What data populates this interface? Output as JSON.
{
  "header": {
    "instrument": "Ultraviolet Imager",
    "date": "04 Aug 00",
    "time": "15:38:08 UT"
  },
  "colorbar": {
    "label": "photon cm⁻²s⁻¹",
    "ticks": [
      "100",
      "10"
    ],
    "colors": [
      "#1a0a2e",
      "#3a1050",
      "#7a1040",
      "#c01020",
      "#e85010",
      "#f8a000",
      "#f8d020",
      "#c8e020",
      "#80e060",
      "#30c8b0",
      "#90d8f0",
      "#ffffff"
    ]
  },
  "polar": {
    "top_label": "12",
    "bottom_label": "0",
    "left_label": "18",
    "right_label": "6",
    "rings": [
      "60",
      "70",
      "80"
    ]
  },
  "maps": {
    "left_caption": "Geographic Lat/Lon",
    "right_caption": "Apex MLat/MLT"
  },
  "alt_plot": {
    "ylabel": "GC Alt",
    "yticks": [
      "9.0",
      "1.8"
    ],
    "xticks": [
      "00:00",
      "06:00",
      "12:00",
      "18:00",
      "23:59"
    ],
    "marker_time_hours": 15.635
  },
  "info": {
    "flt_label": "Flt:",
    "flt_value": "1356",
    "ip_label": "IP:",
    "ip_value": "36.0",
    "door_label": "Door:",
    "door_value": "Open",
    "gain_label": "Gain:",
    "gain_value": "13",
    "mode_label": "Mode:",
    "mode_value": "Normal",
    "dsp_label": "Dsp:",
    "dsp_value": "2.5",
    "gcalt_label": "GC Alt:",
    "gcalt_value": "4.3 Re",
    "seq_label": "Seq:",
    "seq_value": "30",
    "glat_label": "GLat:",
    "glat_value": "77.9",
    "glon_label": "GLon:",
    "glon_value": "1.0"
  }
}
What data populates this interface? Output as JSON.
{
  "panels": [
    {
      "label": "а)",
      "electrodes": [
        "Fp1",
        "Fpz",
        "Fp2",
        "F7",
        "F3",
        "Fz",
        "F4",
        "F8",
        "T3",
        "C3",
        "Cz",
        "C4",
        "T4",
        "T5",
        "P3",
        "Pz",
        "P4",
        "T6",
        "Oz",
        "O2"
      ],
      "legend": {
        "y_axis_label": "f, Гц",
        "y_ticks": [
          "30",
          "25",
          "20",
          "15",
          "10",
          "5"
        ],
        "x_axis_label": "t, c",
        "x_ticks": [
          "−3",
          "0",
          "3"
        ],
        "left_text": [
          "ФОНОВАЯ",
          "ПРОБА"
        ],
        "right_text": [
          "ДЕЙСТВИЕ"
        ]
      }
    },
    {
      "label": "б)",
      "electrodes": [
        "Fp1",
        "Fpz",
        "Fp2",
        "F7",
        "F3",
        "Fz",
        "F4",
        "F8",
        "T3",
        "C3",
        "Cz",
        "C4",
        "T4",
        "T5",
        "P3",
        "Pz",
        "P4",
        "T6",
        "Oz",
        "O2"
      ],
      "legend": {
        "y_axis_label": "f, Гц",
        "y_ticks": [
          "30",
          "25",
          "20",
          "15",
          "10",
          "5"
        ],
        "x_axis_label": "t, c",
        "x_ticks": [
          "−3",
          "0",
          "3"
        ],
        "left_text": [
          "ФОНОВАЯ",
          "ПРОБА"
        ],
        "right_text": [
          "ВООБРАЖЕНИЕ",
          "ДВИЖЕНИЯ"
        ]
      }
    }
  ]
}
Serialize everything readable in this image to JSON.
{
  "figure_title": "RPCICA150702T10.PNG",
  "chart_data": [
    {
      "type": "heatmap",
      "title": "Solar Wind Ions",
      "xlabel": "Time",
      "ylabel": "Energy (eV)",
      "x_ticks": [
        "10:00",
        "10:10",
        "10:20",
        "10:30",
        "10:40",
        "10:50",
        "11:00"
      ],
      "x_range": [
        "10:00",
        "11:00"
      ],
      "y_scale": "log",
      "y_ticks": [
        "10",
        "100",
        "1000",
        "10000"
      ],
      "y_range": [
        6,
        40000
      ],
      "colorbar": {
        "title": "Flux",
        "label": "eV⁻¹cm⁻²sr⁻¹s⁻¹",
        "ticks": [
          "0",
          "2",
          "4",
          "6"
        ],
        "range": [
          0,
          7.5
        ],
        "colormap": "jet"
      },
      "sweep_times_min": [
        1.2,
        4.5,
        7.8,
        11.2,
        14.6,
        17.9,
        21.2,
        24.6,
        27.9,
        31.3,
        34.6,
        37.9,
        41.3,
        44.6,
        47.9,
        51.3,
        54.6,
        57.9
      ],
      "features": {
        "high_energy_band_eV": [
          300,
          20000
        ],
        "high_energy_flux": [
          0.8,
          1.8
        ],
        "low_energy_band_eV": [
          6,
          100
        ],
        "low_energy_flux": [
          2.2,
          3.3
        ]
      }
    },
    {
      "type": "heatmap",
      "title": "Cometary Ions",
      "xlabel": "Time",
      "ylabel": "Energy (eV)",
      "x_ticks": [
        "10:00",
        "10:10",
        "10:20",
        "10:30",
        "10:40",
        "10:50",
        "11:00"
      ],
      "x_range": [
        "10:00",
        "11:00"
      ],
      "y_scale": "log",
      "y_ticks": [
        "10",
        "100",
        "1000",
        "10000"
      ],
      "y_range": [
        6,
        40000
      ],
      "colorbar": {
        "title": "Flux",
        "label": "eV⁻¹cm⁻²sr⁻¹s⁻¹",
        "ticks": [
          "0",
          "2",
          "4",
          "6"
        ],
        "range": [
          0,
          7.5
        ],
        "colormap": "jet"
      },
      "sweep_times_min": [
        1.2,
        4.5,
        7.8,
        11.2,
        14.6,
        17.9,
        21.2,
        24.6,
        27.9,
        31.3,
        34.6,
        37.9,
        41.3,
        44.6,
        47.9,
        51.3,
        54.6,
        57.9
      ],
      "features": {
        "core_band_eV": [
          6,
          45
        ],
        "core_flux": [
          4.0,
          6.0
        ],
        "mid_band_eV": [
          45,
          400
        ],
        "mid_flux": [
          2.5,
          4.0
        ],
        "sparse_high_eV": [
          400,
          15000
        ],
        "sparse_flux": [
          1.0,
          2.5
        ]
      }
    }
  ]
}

◆ What the task requires ◆
Type out the material again exactly as presented.

◆ Answer to the problem ◆
What data populates this interface? Output as JSON.
{
  "header": {
    "instrument": "Ultraviolet Imager",
    "date": "04 Aug 00",
    "time": "15:38:08 UT"
  },
  "colorbar": {
    "label": "photon cm⁻²s⁻¹",
    "ticks": [
      "100",
      "10"
    ],
    "colors": [
      "#1a0a2e",
      "#3a1050",
      "#7a1040",
      "#c01020",
      "#e85010",
      "#f8a000",
      "#f8d020",
      "#c8e020",
      "#80e060",
      "#30c8b0",
      "#90d8f0",
      "#ffffff"
    ]
  },
  "polar": {
    "top_label": "12",
    "bottom_label": "0",
    "left_label": "18",
    "right_label": "6",
    "rings": [
      "60",
      "70",
      "80"
    ]
  },
  "maps": {
    "left_caption": "Geographic Lat/Lon",
    "right_caption": "Apex MLat/MLT"
  },
  "alt_plot": {
    "ylabel": "GC Alt",
    "yticks": [
      "9.0",
      "1.8"
    ],
    "xticks": [
      "00:00",
      "06:00",
      "12:00",
      "18:00",
      "23:59"
    ],
    "marker_time_hours": 15.635
  },
  "info": {
    "flt_label": "Flt:",
    "flt_value": "1356",
    "ip_label": "IP:",
    "ip_value": "36.0",
    "door_label": "Door:",
    "door_value": "Open",
    "gain_label": "Gain:",
    "gain_value": "13",
    "mode_label": "Mode:",
    "mode_value": "Normal",
    "dsp_label": "Dsp:",
    "dsp_value": "2.5",
    "gcalt_label": "GC Alt:",
    "gcalt_value": "4.3 Re",
    "seq_label": "Seq:",
    "seq_value": "30",
    "glat_label": "GLat:",
    "glat_value": "77.9",
    "glon_label": "GLon:",
    "glon_value": "1.0"
  }
}
What data populates this interface? Output as JSON.
{
  "panels": [
    {
      "label": "а)",
      "electrodes": [
        "Fp1",
        "Fpz",
        "Fp2",
        "F7",
        "F3",
        "Fz",
        "F4",
        "F8",
        "T3",
        "C3",
        "Cz",
        "C4",
        "T4",
        "T5",
        "P3",
        "Pz",
        "P4",
        "T6",
        "Oz",
        "O2"
      ],
      "legend": {
        "y_axis_label": "f, Гц",
        "y_ticks": [
          "30",
          "25",
          "20",
          "15",
          "10",
          "5"
        ],
        "x_axis_label": "t, c",
        "x_ticks": [
          "−3",
          "0",
          "3"
        ],
        "left_text": [
          "ФОНОВАЯ",
          "ПРОБА"
        ],
        "right_text": [
          "ДЕЙСТВИЕ"
        ]
      }
    },
    {
      "label": "б)",
      "electrodes": [
        "Fp1",
        "Fpz",
        "Fp2",
        "F7",
        "F3",
        "Fz",
        "F4",
        "F8",
        "T3",
        "C3",
        "Cz",
        "C4",
        "T4",
        "T5",
        "P3",
        "Pz",
        "P4",
        "T6",
        "Oz",
        "O2"
      ],
      "legend": {
        "y_axis_label": "f, Гц",
        "y_ticks": [
          "30",
          "25",
          "20",
          "15",
          "10",
          "5"
        ],
        "x_axis_label": "t, c",
        "x_ticks": [
          "−3",
          "0",
          "3"
        ],
        "left_text": [
          "ФОНОВАЯ",
          "ПРОБА"
        ],
        "right_text": [
          "ВООБРАЖЕНИЕ",
          "ДВИЖЕНИЯ"
        ]
      }
    }
  ]
}
Serialize everything readable in this image to JSON.
{
  "figure_title": "RPCICA150702T10.PNG",
  "chart_data": [
    {
      "type": "heatmap",
      "title": "Solar Wind Ions",
      "xlabel": "Time",
      "ylabel": "Energy (eV)",
      "x_ticks": [
        "10:00",
        "10:10",
        "10:20",
        "10:30",
        "10:40",
        "10:50",
        "11:00"
      ],
      "x_range": [
        "10:00",
        "11:00"
      ],
      "y_scale": "log",
      "y_ticks": [
        "10",
        "100",
        "1000",
        "10000"
      ],
      "y_range": [
        6,
        40000
      ],
      "colorbar": {
        "title": "Flux",
        "label": "eV⁻¹cm⁻²sr⁻¹s⁻¹",
        "ticks": [
          "0",
          "2",
          "4",
          "6"
        ],
        "range": [
          0,
          7.5
        ],
        "colormap": "jet"
      },
      "sweep_times_min": [
        1.2,
        4.5,
        7.8,
        11.2,
        14.6,
        17.9,
        21.2,
        24.6,
        27.9,
        31.3,
        34.6,
        37.9,
        41.3,
        44.6,
        47.9,
        51.3,
        54.6,
        57.9
      ],
      "features": {
        "high_energy_band_eV": [
          300,
          20000
        ],
        "high_energy_flux": [
          0.8,
          1.8
        ],
        "low_energy_band_eV": [
          6,
          100
        ],
        "low_energy_flux": [
          2.2,
          3.3
        ]
      }
    },
    {
      "type": "heatmap",
      "title": "Cometary Ions",
      "xlabel": "Time",
      "ylabel": "Energy (eV)",
      "x_ticks": [
        "10:00",
        "10:10",
        "10:20",
        "10:30",
        "10:40",
        "10:50",
        "11:00"
      ],
      "x_range": [
        "10:00",
        "11:00"
      ],
      "y_scale": "log",
      "y_ticks": [
        "10",
        "100",
        "1000",
        "10000"
      ],
      "y_range": [
        6,
        40000
      ],
      "colorbar": {
        "title": "Flux",
        "label": "eV⁻¹cm⁻²sr⁻¹s⁻¹",
        "ticks": [
          "0",
          "2",
          "4",
          "6"
        ],
        "range": [
          0,
          7.5
        ],
        "colormap": "jet"
      },
      "sweep_times_min": [
        1.2,
        4.5,
        7.8,
        11.2,
        14.6,
        17.9,
        21.2,
        24.6,
        27.9,
        31.3,
        34.6,
        37.9,
        41.3,
        44.6,
        47.9,
        51.3,
        54.6,
        57.9
      ],
      "features": {
        "core_band_eV": [
          6,
          45
        ],
        "core_flux": [
          4.0,
          6.0
        ],
        "mid_band_eV": [
          45,
          400
        ],
        "mid_flux": [
          2.5,
          4.0
        ],
        "sparse_high_eV": [
          400,
          15000
        ],
        "sparse_flux": [
          1.0,
          2.5
        ]
      }
    }
  ]
}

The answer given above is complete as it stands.